▸ EXERCISE DETAILS
From the material below, list every line containing "page".
____
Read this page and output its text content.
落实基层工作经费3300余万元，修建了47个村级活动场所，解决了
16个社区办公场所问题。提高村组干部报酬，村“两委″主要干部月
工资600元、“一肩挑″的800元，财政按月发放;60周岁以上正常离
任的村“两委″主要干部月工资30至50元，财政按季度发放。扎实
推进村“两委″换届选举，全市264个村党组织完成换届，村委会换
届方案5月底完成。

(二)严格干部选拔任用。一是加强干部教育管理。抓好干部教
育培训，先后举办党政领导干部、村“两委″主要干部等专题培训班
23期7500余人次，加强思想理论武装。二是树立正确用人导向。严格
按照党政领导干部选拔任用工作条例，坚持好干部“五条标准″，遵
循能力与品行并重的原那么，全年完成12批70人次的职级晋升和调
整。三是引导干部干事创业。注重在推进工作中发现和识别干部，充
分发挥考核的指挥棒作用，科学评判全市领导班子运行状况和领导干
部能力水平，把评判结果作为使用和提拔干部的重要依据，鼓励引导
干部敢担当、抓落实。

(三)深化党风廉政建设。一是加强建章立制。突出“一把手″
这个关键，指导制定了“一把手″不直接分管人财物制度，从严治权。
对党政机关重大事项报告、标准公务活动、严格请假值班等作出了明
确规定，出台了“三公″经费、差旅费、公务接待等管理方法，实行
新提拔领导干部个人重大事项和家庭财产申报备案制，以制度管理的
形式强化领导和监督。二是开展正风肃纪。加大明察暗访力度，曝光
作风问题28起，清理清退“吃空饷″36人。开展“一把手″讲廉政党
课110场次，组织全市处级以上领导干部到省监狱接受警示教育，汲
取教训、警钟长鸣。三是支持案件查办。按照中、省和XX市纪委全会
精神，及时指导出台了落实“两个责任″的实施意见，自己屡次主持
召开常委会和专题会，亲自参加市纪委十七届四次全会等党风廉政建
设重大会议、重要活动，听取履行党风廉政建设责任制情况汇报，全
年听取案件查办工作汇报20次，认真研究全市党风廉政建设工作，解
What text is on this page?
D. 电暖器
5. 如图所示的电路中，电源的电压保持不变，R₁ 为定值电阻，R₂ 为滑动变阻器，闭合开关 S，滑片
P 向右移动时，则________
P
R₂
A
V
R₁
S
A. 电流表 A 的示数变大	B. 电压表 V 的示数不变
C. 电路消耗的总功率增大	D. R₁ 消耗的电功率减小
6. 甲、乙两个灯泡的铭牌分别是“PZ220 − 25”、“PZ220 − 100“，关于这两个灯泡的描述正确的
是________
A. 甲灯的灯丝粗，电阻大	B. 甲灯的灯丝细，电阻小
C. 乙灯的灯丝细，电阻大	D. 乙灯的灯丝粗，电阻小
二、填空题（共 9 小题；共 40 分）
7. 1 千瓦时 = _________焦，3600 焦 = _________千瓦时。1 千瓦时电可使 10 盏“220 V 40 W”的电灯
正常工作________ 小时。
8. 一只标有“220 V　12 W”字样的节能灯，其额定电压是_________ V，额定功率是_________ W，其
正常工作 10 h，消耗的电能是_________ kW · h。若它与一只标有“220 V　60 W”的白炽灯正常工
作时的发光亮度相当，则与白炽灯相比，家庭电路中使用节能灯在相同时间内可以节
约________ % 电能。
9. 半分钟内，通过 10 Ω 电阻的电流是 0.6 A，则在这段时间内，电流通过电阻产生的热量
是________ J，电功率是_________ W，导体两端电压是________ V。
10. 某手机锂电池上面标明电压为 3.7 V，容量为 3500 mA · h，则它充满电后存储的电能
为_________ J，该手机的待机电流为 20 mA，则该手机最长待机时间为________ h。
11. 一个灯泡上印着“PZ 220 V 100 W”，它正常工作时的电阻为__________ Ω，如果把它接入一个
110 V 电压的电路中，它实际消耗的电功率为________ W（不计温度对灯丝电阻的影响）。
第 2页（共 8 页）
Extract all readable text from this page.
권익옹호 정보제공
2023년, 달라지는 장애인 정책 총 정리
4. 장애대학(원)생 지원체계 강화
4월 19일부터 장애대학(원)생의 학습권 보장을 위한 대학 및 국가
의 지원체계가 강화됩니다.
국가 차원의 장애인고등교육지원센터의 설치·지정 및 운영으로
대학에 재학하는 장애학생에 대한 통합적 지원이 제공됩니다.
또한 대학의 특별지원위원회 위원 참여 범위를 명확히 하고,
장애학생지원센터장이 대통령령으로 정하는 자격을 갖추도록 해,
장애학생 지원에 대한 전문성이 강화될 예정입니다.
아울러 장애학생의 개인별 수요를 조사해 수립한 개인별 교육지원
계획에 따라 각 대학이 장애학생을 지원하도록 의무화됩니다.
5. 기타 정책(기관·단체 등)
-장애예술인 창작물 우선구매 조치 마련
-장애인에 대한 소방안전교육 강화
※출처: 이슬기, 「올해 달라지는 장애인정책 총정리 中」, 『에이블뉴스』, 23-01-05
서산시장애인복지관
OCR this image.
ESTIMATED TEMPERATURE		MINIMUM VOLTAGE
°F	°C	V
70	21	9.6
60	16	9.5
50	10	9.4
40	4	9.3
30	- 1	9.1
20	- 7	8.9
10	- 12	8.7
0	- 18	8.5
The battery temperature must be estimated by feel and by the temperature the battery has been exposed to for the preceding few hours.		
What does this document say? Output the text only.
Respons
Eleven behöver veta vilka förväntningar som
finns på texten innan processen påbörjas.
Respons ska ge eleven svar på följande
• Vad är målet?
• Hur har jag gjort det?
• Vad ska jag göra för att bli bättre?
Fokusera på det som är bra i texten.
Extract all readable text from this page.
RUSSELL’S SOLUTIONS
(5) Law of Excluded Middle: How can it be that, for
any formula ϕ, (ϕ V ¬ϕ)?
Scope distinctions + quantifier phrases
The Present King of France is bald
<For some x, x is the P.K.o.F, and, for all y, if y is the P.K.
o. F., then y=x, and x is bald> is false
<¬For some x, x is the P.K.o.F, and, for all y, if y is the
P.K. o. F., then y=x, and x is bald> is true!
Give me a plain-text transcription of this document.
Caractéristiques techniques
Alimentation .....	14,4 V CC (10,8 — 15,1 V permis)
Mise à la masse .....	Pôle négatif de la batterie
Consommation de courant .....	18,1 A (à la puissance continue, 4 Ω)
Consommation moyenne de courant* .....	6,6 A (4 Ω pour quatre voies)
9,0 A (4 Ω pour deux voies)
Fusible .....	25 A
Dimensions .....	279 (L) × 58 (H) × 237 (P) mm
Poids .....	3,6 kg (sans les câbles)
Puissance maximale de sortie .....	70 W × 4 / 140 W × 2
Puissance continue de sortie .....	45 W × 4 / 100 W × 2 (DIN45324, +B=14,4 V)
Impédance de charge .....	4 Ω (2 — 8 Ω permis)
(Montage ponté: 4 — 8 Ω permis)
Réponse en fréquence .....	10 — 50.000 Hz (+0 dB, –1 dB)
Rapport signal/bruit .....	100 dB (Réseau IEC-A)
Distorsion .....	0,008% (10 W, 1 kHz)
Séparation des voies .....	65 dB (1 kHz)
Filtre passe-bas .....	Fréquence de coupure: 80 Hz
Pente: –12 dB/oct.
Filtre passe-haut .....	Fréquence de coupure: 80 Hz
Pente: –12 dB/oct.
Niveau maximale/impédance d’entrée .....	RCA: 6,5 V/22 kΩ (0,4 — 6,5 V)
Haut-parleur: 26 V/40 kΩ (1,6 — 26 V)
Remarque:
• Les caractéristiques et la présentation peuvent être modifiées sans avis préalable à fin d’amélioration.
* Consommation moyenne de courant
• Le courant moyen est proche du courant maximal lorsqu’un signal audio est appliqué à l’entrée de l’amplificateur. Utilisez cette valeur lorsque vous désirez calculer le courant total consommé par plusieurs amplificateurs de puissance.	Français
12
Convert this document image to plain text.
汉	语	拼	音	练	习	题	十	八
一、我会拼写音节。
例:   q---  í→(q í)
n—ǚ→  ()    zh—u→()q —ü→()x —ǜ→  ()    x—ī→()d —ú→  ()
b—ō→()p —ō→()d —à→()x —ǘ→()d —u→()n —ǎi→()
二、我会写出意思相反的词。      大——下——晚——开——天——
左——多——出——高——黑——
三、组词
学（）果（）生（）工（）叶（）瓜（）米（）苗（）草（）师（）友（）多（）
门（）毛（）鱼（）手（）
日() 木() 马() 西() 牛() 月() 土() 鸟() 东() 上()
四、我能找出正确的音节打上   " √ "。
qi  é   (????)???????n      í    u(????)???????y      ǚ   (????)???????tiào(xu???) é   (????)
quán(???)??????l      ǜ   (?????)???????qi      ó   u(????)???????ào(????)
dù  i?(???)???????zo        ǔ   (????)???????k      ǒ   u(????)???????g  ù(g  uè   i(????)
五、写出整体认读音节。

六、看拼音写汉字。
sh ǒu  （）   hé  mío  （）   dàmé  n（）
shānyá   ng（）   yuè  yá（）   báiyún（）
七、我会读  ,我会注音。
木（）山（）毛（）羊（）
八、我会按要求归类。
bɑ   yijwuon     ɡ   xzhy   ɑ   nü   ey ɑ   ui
____
▸ RIGHT ANSWER
Read this page and output its text content.
What text is on this page?
Extract all readable text from this page.
Extract all readable text from this page.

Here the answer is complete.